*Requirements*. Print each of the entries exactly, leaving nothing out.

*Data entries*.
START

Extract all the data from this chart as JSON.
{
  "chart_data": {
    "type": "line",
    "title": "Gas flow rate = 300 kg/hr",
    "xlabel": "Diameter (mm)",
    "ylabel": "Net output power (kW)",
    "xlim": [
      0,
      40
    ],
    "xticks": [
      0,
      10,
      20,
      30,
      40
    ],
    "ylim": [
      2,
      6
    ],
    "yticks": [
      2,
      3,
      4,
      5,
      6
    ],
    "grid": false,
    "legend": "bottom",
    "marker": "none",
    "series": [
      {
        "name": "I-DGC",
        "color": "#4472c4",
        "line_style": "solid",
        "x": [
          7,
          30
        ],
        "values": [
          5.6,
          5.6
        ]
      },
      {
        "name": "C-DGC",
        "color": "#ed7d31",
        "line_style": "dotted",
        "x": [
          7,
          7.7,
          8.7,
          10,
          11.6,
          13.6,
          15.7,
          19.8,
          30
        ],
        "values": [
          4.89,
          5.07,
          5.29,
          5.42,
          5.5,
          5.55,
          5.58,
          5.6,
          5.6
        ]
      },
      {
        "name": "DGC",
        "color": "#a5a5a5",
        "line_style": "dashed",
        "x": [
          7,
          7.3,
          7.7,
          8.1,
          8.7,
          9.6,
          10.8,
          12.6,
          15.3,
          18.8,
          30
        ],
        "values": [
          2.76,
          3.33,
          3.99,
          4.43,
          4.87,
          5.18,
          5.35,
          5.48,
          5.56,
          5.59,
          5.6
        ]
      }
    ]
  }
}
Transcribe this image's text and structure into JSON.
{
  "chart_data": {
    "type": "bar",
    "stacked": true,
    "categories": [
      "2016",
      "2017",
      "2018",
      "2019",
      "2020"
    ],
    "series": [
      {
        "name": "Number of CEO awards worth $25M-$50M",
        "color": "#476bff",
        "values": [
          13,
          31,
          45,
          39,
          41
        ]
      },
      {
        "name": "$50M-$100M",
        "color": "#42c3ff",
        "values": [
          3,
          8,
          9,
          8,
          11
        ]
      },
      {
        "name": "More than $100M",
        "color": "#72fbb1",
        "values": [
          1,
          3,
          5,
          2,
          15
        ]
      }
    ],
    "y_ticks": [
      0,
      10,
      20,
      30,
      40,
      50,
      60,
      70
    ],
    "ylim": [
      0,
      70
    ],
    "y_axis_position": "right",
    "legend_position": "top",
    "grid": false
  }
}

END

*Response*.
Extract all the data from this chart as JSON.
{
  "chart_data": {
    "type": "line",
    "title": "Gas flow rate = 300 kg/hr",
    "xlabel": "Diameter (mm)",
    "ylabel": "Net output power (kW)",
    "xlim": [
      0,
      40
    ],
    "xticks": [
      0,
      10,
      20,
      30,
      40
    ],
    "ylim": [
      2,
      6
    ],
    "yticks": [
      2,
      3,
      4,
      5,
      6
    ],
    "grid": false,
    "legend": "bottom",
    "marker": "none",
    "series": [
      {
        "name": "I-DGC",
        "color": "#4472c4",
        "line_style": "solid",
        "x": [
          7,
          30
        ],
        "values": [
          5.6,
          5.6
        ]
      },
      {
        "name": "C-DGC",
        "color": "#ed7d31",
        "line_style": "dotted",
        "x": [
          7,
          7.7,
          8.7,
          10,
          11.6,
          13.6,
          15.7,
          19.8,
          30
        ],
        "values": [
          4.89,
          5.07,
          5.29,
          5.42,
          5.5,
          5.55,
          5.58,
          5.6,
          5.6
        ]
      },
      {
        "name": "DGC",
        "color": "#a5a5a5",
        "line_style": "dashed",
        "x": [
          7,
          7.3,
          7.7,
          8.1,
          8.7,
          9.6,
          10.8,
          12.6,
          15.3,
          18.8,
          30
        ],
        "values": [
          2.76,
          3.33,
          3.99,
          4.43,
          4.87,
          5.18,
          5.35,
          5.48,
          5.56,
          5.59,
          5.6
        ]
      }
    ]
  }
}
Transcribe this image's text and structure into JSON.
{
  "chart_data": {
    "type": "bar",
    "stacked": true,
    "categories": [
      "2016",
      "2017",
      "2018",
      "2019",
      "2020"
    ],
    "series": [
      {
        "name": "Number of CEO awards worth $25M-$50M",
        "color": "#476bff",
        "values": [
          13,
          31,
          45,
          39,
          41
        ]
      },
      {
        "name": "$50M-$100M",
        "color": "#42c3ff",
        "values": [
          3,
          8,
          9,
          8,
          11
        ]
      },
      {
        "name": "More than $100M",
        "color": "#72fbb1",
        "values": [
          1,
          3,
          5,
          2,
          15
        ]
      }
    ],
    "y_ticks": [
      0,
      10,
      20,
      30,
      40,
      50,
      60,
      70
    ],
    "ylim": [
      0,
      70
    ],
    "y_axis_position": "right",
    "legend_position": "top",
    "grid": false
  }
}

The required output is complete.